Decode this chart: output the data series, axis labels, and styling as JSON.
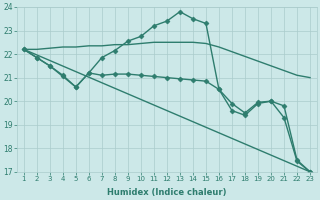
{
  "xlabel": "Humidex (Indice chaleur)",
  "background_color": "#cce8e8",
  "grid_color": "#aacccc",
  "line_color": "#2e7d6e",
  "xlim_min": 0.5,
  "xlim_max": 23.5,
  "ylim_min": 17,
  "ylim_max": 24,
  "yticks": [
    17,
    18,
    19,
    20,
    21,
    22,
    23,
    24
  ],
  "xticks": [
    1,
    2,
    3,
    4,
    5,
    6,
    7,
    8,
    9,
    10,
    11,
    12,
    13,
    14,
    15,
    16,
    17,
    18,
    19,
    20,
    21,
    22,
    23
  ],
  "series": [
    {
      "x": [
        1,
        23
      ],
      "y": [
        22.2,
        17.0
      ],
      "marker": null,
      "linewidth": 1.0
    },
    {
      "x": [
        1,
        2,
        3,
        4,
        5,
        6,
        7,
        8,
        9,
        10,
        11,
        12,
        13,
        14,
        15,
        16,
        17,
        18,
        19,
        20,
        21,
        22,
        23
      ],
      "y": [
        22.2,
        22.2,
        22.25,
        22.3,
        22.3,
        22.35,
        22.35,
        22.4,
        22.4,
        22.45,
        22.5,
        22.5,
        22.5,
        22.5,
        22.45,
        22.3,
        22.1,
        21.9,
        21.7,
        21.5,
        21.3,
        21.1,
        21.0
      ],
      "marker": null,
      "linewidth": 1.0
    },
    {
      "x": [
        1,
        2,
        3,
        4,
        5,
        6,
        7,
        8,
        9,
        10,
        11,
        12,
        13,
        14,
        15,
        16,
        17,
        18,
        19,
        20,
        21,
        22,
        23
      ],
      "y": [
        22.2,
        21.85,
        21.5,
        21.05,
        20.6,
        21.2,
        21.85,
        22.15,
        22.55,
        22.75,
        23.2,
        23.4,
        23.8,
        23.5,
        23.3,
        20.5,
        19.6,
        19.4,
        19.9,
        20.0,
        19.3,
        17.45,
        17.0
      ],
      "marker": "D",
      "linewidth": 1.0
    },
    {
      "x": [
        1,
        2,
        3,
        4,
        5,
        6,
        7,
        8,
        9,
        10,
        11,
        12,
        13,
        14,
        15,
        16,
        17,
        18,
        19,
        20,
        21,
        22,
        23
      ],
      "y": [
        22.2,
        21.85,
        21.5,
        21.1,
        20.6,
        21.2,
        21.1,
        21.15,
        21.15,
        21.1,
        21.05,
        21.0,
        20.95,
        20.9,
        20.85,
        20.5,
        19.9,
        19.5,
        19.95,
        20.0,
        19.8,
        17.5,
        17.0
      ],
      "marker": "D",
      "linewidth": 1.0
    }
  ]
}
═══
◆ **To be done**: Pick out all the lines with the word "series" in them and copy them.

◆ **Solution to this problem**:
Decode this chart: output the data series, axis labels, and styling as JSON.
  "series": [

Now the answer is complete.